───── Dataset entries ─────

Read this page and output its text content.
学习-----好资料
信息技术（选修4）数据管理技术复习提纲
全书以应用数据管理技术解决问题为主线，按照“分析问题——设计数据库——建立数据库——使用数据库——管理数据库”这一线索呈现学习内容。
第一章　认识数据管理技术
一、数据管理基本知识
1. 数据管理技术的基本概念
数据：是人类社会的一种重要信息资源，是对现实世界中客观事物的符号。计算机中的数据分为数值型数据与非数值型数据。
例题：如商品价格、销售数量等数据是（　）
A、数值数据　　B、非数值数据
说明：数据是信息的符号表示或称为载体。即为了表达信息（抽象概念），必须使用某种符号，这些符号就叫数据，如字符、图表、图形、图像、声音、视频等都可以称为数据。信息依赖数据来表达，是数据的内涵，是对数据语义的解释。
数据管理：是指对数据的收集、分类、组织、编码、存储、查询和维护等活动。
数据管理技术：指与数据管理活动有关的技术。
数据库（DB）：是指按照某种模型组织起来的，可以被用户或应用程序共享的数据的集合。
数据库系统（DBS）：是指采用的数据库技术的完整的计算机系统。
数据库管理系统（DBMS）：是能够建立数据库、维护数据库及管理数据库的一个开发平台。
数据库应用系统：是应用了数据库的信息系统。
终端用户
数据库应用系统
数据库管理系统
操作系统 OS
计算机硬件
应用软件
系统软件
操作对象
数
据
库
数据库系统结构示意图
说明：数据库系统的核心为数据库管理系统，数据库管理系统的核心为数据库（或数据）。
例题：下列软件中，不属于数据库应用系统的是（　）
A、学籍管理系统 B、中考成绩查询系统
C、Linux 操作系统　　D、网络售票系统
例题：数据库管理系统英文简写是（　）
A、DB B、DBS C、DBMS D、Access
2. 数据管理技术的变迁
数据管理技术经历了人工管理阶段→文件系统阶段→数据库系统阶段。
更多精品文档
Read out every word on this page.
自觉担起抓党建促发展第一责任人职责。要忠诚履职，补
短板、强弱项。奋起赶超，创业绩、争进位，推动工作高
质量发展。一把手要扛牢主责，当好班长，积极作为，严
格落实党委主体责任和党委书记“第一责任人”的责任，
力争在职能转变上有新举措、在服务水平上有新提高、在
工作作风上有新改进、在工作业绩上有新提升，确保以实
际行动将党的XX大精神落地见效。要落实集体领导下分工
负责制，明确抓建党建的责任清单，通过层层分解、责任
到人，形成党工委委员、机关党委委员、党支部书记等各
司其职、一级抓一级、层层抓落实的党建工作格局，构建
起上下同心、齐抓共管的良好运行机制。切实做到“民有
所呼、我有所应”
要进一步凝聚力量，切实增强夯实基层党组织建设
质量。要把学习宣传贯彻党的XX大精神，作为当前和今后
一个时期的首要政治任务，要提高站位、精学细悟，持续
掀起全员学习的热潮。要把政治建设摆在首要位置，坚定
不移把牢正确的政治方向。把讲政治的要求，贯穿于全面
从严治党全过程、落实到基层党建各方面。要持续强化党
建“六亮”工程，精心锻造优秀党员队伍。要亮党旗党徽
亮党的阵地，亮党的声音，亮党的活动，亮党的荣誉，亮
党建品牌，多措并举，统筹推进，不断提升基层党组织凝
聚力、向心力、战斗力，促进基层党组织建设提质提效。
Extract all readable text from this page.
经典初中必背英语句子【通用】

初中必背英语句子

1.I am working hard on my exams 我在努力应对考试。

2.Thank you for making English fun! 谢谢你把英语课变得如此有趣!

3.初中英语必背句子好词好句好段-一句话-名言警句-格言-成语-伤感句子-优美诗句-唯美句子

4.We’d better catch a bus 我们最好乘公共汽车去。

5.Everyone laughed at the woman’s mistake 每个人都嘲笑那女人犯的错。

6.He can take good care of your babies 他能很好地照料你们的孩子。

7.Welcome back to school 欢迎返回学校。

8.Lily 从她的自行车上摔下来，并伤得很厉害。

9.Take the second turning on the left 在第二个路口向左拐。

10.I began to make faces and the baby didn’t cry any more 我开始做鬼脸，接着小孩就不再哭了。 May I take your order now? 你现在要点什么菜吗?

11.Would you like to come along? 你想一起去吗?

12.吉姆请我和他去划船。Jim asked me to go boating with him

─────

### What is asked:
Nothing but the lines from the one with "Extract all readable text from this page." through the last line should be repeated, each exactly as it stands.

### The answer:
Extract all readable text from this page.
经典初中必背英语句子【通用】

初中必背英语句子

1.I am working hard on my exams 我在努力应对考试。

2.Thank you for making English fun! 谢谢你把英语课变得如此有趣!

3.初中英语必背句子好词好句好段-一句话-名言警句-格言-成语-伤感句子-优美诗句-唯美句子

4.We’d better catch a bus 我们最好乘公共汽车去。

5.Everyone laughed at the woman’s mistake 每个人都嘲笑那女人犯的错。

6.He can take good care of your babies 他能很好地照料你们的孩子。

7.Welcome back to school 欢迎返回学校。

8.Lily 从她的自行车上摔下来，并伤得很厉害。

9.Take the second turning on the left 在第二个路口向左拐。

10.I began to make faces and the baby didn’t cry any more 我开始做鬼脸，接着小孩就不再哭了。 May I take your order now? 你现在要点什么菜吗?

11.Would you like to come along? 你想一起去吗?

12.吉姆请我和他去划船。Jim asked me to go boating with him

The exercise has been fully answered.